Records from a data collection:
•••••
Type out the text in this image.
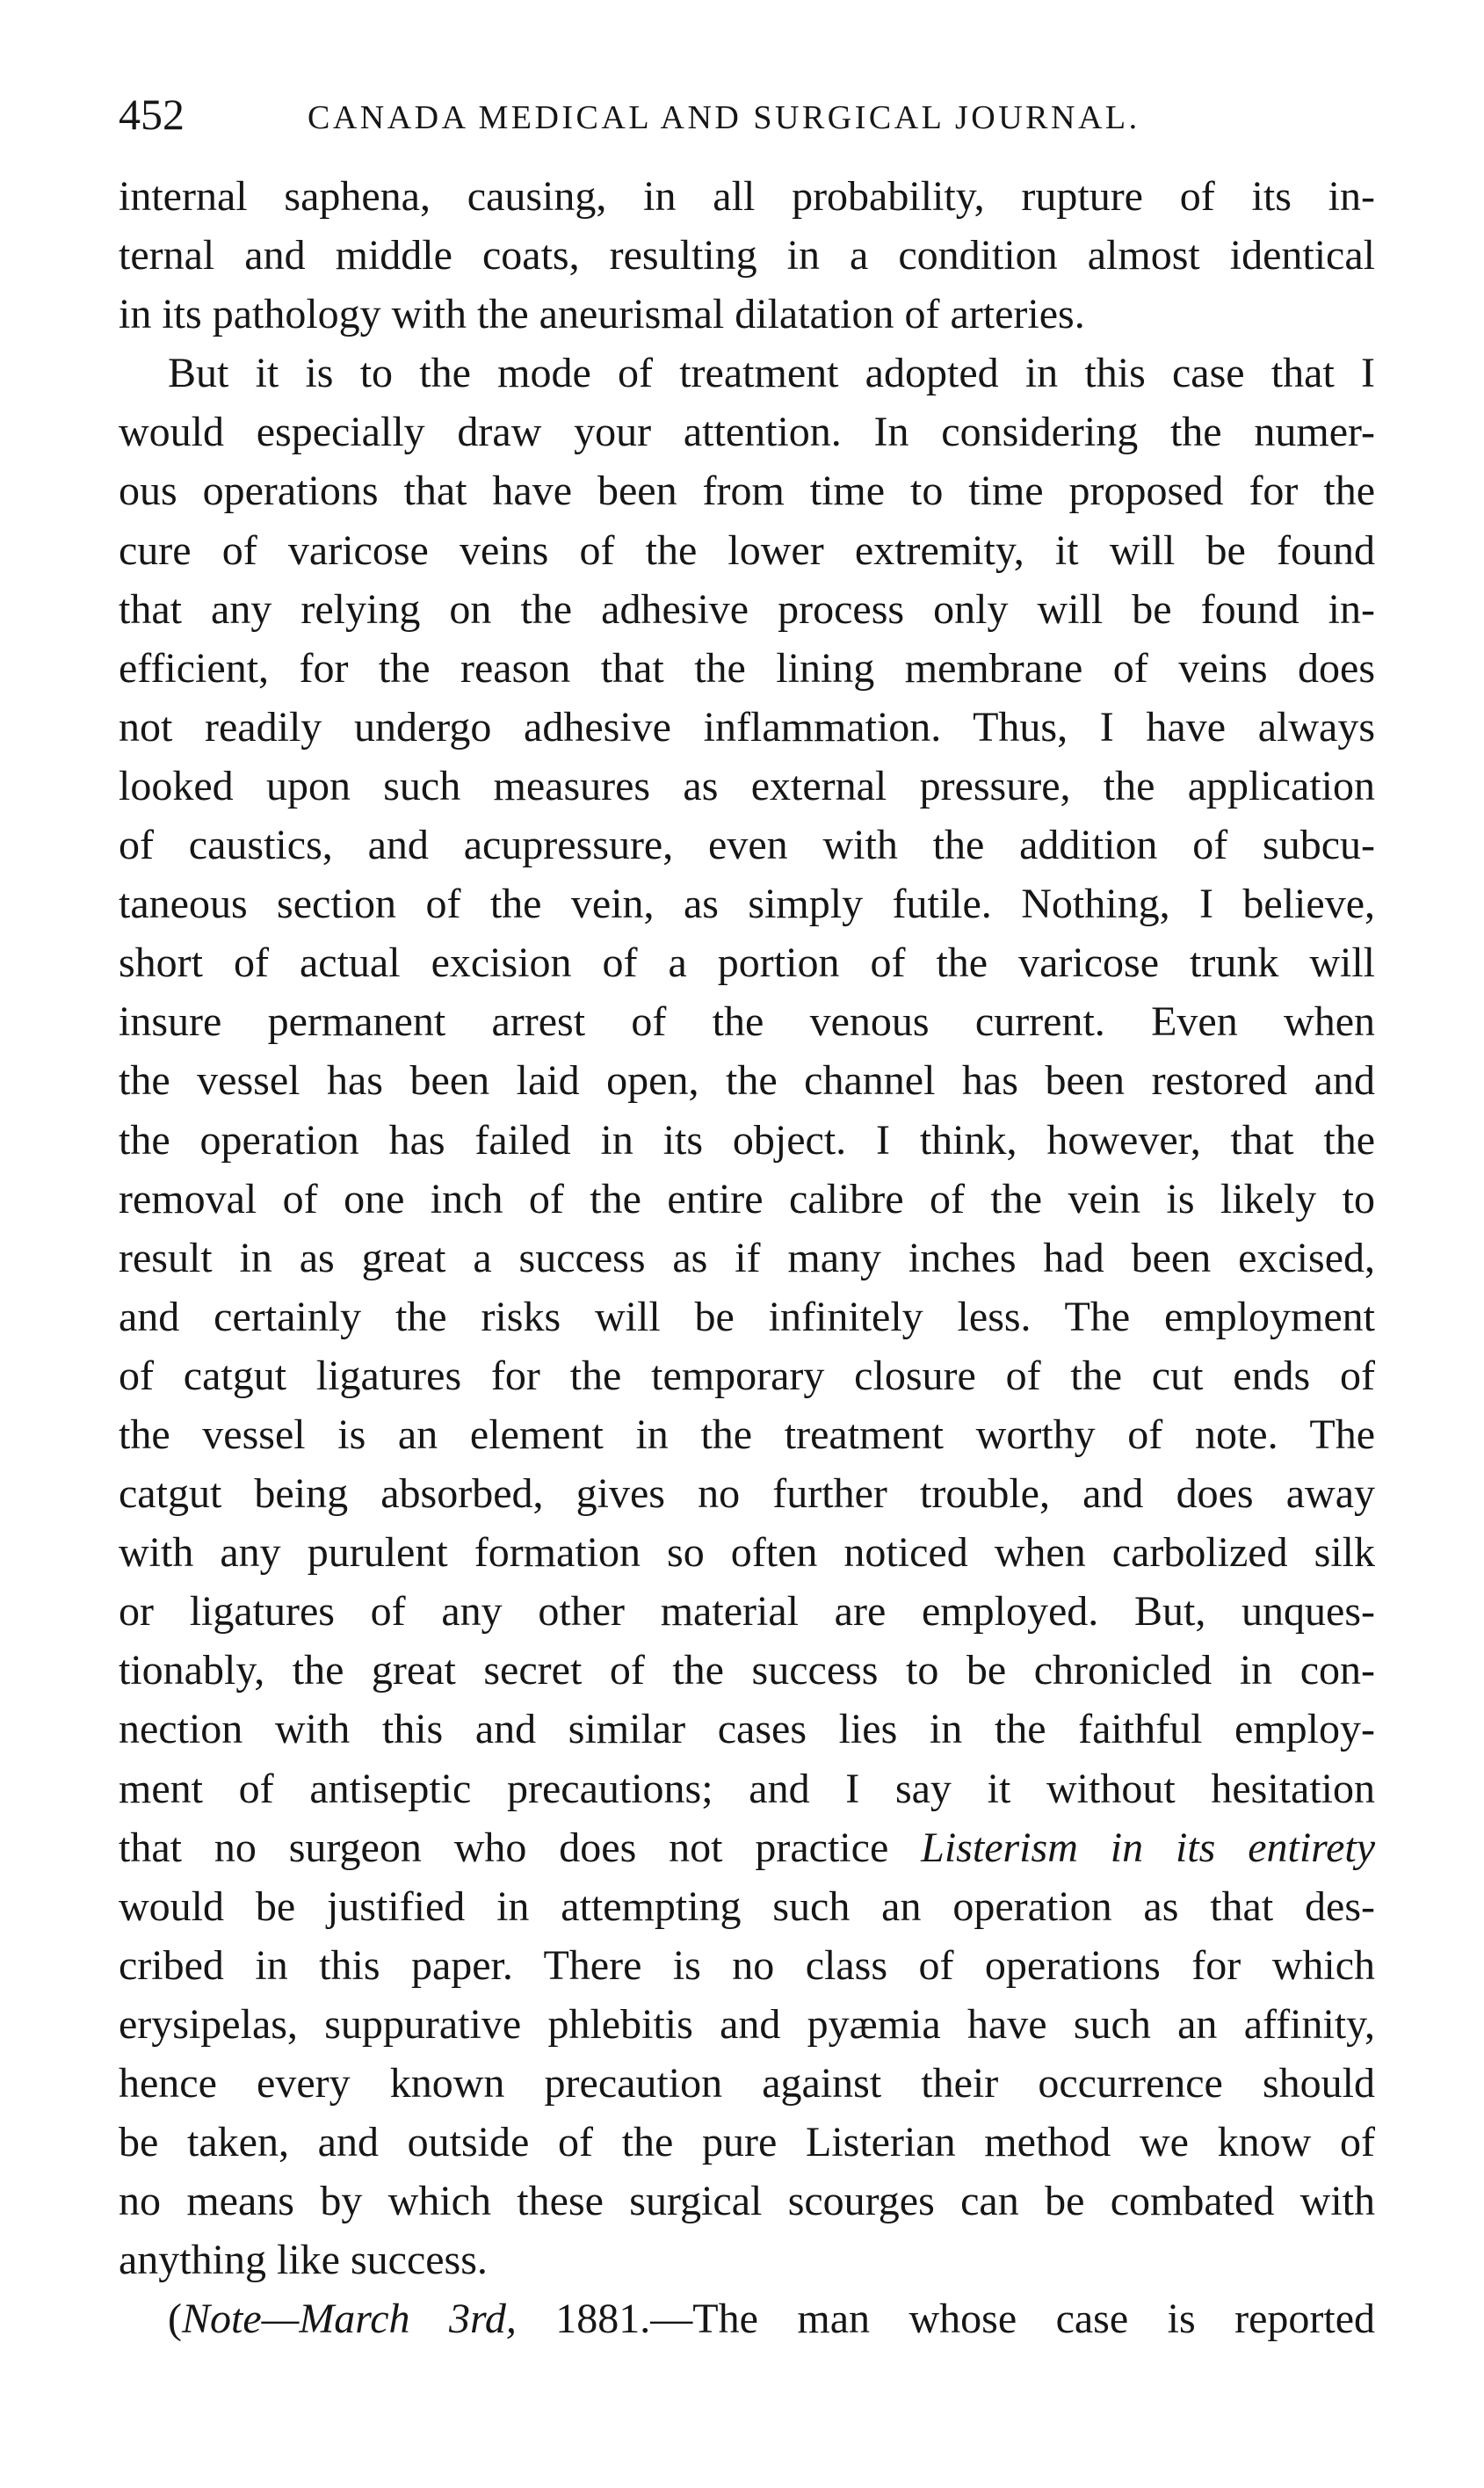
452	CANADA MEDICAL AND SURGICAL JOURNAL.
internal saphena, causing, in all probability, rupture of its in-
ternal and middle coats, resulting in a condition almost identical
in its pathology with the aneurismal dilatation of arteries.
But it is to the mode of treatment adopted in this case that I
would especially draw your attention. In considering the numer-
ous operations that have been from time to time proposed for the
cure of varicose veins of the lower extremity, it will be found
that any relying on the adhesive process only will be found in-
efficient, for the reason that the lining membrane of veins does
not readily undergo adhesive inflammation. Thus, I have always
looked upon such measures as external pressure, the application
of caustics, and acupressure, even with the addition of subcu-
taneous section of the vein, as simply futile. Nothing, I believe,
short of actual excision of a portion of the varicose trunk will
insure permanent arrest of the venous current. Even when
the vessel has been laid open, the channel has been restored and
the operation has failed in its object. I think, however, that the
removal of one inch of the entire calibre of the vein is likely to
result in as great a success as if many inches had been excised,
and certainly the risks will be infinitely less. The employment
of catgut ligatures for the temporary closure of the cut ends of
the vessel is an element in the treatment worthy of note. The
catgut being absorbed, gives no further trouble, and does away
with any purulent formation so often noticed when carbolized silk
or ligatures of any other material are employed. But, unques-
tionably, the great secret of the success to be chronicled in con-
nection with this and similar cases lies in the faithful employ-
ment of antiseptic precautions; and I say it without hesitation
that no surgeon who does not practice Listerism in its entirety
would be justified in attempting such an operation as that des-
cribed in this paper. There is no class of operations for which
erysipelas, suppurative phlebitis and pyæmia have such an affinity,
hence every known precaution against their occurrence should
be taken, and outside of the pure Listerian method we know of
no means by which these surgical scourges can be combated with
anything like success.
(Note—March 3rd, 1881.—The man whose case is reported
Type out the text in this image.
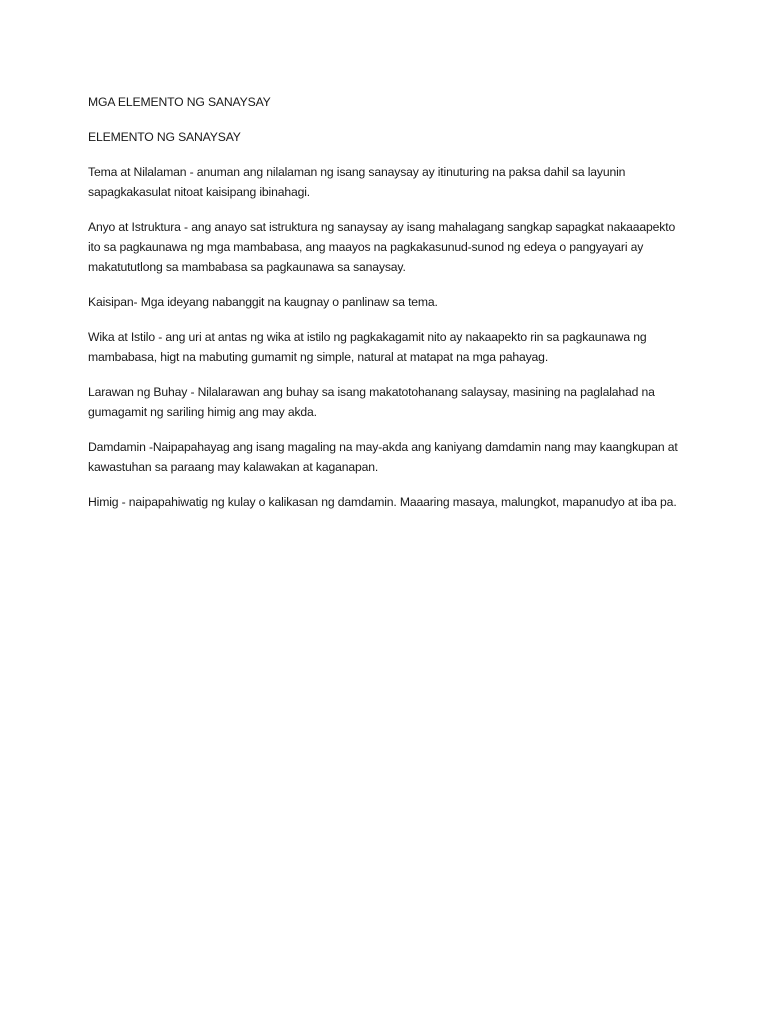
MGA ELEMENTO NG SANAYSAY

ELEMENTO NG SANAYSAY

Tema at Nilalaman - anuman ang nilalaman ng isang sanaysay ay itinuturing na paksa dahil sa layunin sapagkakasulat nitoat kaisipang ibinahagi.

Anyo at Istruktura - ang anayo sat istruktura ng sanaysay ay isang mahalagang sangkap sapagkat nakaaapekto ito sa pagkaunawa ng mga mambabasa, ang maayos na pagkakasunud-sunod ng edeya o pangyayari ay makatututlong sa mambabasa sa pagkaunawa sa sanaysay.

Kaisipan- Mga ideyang nabanggit na kaugnay o panlinaw sa tema.

Wika at Istilo - ang uri at antas ng wika at istilo ng pagkakagamit nito ay nakaapekto rin sa pagkaunawa ng mambabasa, higt na mabuting gumamit ng simple, natural at matapat na mga pahayag.

Larawan ng Buhay - Nilalarawan ang buhay sa isang makatotohanang salaysay, masining na paglalahad na gumagamit ng sariling himig ang may akda.

Damdamin -Naipapahayag ang isang magaling na may-akda ang kaniyang damdamin nang may kaangkupan at kawastuhan sa paraang may kalawakan at kaganapan.

Himig - naipapahiwatig ng kulay o kalikasan ng damdamin. Maaaring masaya, malungkot, mapanudyo at iba pa.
•••••
**Required task**:
Return all of the entries exactly as written, but drop any pictures they hold.

**Expected output**:
Type out the text in this image.
452	CANADA MEDICAL AND SURGICAL JOURNAL.
internal saphena, causing, in all probability, rupture of its in-
ternal and middle coats, resulting in a condition almost identical
in its pathology with the aneurismal dilatation of arteries.
But it is to the mode of treatment adopted in this case that I
would especially draw your attention. In considering the numer-
ous operations that have been from time to time proposed for the
cure of varicose veins of the lower extremity, it will be found
that any relying on the adhesive process only will be found in-
efficient, for the reason that the lining membrane of veins does
not readily undergo adhesive inflammation. Thus, I have always
looked upon such measures as external pressure, the application
of caustics, and acupressure, even with the addition of subcu-
taneous section of the vein, as simply futile. Nothing, I believe,
short of actual excision of a portion of the varicose trunk will
insure permanent arrest of the venous current. Even when
the vessel has been laid open, the channel has been restored and
the operation has failed in its object. I think, however, that the
removal of one inch of the entire calibre of the vein is likely to
result in as great a success as if many inches had been excised,
and certainly the risks will be infinitely less. The employment
of catgut ligatures for the temporary closure of the cut ends of
the vessel is an element in the treatment worthy of note. The
catgut being absorbed, gives no further trouble, and does away
with any purulent formation so often noticed when carbolized silk
or ligatures of any other material are employed. But, unques-
tionably, the great secret of the success to be chronicled in con-
nection with this and similar cases lies in the faithful employ-
ment of antiseptic precautions; and I say it without hesitation
that no surgeon who does not practice Listerism in its entirety
would be justified in attempting such an operation as that des-
cribed in this paper. There is no class of operations for which
erysipelas, suppurative phlebitis and pyæmia have such an affinity,
hence every known precaution against their occurrence should
be taken, and outside of the pure Listerian method we know of
no means by which these surgical scourges can be combated with
anything like success.
(Note—March 3rd, 1881.—The man whose case is reported
Type out the text in this image.
MGA ELEMENTO NG SANAYSAY

ELEMENTO NG SANAYSAY

Tema at Nilalaman - anuman ang nilalaman ng isang sanaysay ay itinuturing na paksa dahil sa layunin sapagkakasulat nitoat kaisipang ibinahagi.

Anyo at Istruktura - ang anayo sat istruktura ng sanaysay ay isang mahalagang sangkap sapagkat nakaaapekto ito sa pagkaunawa ng mga mambabasa, ang maayos na pagkakasunud-sunod ng edeya o pangyayari ay makatututlong sa mambabasa sa pagkaunawa sa sanaysay.

Kaisipan- Mga ideyang nabanggit na kaugnay o panlinaw sa tema.

Wika at Istilo - ang uri at antas ng wika at istilo ng pagkakagamit nito ay nakaapekto rin sa pagkaunawa ng mambabasa, higt na mabuting gumamit ng simple, natural at matapat na mga pahayag.

Larawan ng Buhay - Nilalarawan ang buhay sa isang makatotohanang salaysay, masining na paglalahad na gumagamit ng sariling himig ang may akda.

Damdamin -Naipapahayag ang isang magaling na may-akda ang kaniyang damdamin nang may kaangkupan at kawastuhan sa paraang may kalawakan at kaganapan.

Himig - naipapahiwatig ng kulay o kalikasan ng damdamin. Maaaring masaya, malungkot, mapanudyo at iba pa.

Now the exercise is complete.